== Task inputs
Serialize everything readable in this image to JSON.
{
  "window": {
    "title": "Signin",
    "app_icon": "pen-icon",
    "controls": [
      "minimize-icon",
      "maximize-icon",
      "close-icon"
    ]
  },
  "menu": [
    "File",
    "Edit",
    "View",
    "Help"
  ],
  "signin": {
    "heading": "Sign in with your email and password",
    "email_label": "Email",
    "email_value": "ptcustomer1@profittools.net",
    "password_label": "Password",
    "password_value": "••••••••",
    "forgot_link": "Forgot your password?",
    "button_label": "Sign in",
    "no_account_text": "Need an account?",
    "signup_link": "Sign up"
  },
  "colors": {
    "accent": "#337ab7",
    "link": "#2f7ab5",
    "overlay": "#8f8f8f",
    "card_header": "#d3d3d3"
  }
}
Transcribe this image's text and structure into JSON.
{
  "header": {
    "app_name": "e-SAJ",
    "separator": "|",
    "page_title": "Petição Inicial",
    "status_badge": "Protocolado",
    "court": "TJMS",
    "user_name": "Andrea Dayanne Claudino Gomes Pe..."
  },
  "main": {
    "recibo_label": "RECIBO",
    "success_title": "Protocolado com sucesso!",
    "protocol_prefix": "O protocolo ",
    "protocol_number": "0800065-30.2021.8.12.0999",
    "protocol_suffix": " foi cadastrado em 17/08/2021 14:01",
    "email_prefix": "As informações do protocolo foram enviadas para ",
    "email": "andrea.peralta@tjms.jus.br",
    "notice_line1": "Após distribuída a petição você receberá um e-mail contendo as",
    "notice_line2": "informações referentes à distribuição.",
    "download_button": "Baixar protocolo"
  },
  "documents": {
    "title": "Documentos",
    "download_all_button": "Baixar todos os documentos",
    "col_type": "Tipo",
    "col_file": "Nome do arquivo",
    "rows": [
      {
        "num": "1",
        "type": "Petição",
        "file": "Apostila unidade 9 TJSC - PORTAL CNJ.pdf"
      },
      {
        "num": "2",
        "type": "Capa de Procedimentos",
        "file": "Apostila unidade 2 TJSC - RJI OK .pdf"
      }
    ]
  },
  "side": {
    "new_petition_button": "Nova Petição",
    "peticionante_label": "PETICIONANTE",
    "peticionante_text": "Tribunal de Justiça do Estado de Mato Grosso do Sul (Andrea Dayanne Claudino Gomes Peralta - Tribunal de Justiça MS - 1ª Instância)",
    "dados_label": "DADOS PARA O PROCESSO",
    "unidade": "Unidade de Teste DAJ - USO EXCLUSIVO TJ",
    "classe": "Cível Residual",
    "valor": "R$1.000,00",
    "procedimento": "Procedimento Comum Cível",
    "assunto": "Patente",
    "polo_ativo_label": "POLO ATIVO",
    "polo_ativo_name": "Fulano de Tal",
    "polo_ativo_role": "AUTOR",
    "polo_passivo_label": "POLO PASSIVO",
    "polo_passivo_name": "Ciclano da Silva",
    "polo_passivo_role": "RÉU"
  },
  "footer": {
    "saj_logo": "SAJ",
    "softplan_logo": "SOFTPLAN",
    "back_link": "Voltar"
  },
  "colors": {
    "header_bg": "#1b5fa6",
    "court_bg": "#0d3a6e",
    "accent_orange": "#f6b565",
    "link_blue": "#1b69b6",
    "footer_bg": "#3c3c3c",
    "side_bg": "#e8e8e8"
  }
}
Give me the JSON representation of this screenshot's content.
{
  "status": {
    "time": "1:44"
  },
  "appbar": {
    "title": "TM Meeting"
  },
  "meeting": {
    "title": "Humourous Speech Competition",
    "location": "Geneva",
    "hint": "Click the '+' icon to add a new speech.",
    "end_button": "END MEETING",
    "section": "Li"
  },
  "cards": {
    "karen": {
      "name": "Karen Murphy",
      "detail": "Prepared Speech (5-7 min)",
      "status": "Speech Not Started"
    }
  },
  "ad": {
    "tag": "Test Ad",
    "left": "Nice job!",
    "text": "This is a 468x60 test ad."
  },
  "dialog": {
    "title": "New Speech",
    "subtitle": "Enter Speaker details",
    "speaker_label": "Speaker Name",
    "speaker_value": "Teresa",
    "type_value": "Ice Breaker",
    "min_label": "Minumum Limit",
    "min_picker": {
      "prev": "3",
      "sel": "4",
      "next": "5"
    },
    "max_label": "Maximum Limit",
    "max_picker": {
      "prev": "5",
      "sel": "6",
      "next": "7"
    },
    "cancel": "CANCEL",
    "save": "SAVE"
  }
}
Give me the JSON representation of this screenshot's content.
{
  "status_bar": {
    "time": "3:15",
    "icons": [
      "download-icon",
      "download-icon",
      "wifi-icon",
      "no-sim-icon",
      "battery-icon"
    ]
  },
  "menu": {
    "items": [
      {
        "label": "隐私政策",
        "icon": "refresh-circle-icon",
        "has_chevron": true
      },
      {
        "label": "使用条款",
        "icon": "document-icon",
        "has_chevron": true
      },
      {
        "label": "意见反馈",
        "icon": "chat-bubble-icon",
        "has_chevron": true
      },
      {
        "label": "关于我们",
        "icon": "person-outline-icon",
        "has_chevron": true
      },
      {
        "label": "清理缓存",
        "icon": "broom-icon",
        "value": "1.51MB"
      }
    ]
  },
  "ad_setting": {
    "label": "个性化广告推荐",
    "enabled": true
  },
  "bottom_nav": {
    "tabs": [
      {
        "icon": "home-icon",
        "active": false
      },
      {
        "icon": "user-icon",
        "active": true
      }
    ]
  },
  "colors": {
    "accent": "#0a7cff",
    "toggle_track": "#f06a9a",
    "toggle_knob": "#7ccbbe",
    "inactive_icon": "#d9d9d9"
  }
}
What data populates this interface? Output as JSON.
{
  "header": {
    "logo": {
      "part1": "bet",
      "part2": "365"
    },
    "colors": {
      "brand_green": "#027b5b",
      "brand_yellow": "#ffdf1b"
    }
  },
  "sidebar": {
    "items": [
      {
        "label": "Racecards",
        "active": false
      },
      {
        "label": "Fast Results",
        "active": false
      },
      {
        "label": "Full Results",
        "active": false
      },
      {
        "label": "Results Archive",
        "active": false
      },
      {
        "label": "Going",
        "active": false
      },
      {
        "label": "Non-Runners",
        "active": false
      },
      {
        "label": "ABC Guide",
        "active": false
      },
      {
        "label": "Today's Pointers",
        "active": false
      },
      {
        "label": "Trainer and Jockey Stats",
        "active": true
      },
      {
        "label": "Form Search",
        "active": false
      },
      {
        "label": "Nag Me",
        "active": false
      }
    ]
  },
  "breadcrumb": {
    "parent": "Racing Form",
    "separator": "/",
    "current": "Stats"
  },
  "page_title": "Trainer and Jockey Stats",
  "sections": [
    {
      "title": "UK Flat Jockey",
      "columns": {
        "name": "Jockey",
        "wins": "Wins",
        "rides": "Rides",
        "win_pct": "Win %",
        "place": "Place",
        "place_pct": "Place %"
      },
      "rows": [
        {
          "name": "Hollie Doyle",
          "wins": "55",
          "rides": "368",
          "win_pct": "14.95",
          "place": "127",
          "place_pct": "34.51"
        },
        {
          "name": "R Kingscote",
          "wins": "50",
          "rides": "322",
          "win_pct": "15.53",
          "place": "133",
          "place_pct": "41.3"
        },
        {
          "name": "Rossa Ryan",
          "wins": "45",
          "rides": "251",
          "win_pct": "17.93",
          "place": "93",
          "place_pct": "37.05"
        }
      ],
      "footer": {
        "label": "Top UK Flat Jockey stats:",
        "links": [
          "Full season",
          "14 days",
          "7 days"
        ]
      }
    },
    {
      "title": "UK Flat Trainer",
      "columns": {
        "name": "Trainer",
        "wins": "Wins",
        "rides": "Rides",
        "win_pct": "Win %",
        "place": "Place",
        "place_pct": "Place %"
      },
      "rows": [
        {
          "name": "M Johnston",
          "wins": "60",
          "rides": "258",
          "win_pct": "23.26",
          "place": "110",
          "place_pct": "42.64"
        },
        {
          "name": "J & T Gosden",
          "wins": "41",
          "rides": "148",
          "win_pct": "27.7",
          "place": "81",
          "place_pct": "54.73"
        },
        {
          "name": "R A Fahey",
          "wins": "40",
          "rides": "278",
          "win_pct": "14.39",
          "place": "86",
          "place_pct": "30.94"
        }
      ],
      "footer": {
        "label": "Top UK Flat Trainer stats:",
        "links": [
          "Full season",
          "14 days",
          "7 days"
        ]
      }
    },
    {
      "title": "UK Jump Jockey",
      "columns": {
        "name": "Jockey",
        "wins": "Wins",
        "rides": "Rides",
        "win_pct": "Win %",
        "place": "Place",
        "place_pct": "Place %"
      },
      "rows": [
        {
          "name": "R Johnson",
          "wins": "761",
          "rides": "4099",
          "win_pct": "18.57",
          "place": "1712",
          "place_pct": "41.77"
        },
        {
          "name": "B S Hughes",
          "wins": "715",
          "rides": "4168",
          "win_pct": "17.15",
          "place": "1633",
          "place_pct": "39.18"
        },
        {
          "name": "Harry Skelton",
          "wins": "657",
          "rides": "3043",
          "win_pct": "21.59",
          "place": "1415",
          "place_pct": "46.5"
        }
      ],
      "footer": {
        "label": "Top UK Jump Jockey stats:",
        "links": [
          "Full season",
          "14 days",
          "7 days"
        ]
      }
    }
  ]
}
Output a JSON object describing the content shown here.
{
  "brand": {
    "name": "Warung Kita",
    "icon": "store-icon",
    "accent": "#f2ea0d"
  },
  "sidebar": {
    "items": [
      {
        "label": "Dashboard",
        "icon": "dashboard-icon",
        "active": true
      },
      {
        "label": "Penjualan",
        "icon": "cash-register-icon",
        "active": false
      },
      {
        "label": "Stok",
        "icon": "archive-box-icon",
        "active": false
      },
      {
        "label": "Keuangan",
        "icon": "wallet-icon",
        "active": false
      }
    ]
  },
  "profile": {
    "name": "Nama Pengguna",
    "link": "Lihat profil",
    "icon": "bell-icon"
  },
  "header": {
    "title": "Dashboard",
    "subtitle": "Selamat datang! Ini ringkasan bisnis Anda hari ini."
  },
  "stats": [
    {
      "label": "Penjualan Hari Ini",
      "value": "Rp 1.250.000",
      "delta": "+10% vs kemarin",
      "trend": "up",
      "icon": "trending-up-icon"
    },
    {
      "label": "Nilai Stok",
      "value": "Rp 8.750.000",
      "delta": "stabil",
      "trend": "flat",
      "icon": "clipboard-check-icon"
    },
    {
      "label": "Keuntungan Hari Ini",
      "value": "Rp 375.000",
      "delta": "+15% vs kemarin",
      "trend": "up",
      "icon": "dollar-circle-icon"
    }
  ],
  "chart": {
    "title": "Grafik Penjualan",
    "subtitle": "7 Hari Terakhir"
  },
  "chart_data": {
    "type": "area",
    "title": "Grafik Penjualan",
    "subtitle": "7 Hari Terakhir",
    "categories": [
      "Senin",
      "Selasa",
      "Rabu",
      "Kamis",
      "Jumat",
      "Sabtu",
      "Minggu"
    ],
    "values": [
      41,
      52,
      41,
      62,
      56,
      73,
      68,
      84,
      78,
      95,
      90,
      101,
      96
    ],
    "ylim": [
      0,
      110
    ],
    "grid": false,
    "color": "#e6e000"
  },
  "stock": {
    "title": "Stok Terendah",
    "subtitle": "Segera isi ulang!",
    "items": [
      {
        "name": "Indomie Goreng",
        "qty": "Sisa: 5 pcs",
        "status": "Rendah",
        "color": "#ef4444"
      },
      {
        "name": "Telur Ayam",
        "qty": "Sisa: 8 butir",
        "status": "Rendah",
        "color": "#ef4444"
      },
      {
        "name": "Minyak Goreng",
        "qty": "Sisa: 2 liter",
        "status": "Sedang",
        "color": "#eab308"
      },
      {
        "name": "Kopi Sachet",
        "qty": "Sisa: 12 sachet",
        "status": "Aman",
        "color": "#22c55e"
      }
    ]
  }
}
====
Brief
Where a line above contains the string "Apostila", copy that line.

Written response
        "file": "Apostila unidade 9 TJSC - PORTAL CNJ.pdf"
        "file": "Apostila unidade 2 TJSC - RJI OK .pdf"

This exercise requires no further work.